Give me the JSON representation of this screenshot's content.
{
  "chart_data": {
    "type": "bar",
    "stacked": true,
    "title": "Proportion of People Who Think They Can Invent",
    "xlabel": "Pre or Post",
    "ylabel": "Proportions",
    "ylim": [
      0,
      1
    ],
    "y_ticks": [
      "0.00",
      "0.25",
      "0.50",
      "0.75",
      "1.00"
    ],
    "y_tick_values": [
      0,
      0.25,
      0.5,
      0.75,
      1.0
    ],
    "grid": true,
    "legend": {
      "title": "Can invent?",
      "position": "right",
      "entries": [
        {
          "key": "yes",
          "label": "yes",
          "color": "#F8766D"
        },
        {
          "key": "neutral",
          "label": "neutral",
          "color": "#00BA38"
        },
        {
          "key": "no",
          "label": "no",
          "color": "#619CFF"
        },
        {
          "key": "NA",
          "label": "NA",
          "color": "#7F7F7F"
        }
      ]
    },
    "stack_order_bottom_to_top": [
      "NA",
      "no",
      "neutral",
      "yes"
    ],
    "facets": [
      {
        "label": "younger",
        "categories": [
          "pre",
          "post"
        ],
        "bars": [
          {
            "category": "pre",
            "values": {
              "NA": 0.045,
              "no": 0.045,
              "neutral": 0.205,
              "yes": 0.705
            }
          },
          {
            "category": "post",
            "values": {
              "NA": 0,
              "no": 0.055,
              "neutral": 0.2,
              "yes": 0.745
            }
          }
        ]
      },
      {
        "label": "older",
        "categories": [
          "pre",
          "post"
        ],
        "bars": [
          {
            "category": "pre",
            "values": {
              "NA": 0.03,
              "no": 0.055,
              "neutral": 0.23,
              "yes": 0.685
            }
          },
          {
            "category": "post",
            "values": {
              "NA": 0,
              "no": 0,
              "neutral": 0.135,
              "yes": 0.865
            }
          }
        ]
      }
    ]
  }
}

------------

STATED TASK. Find the count of lines in the data above where the string "neutral" occurs. Provide that number alone.

SOLUTION FOR THIS TASK. 7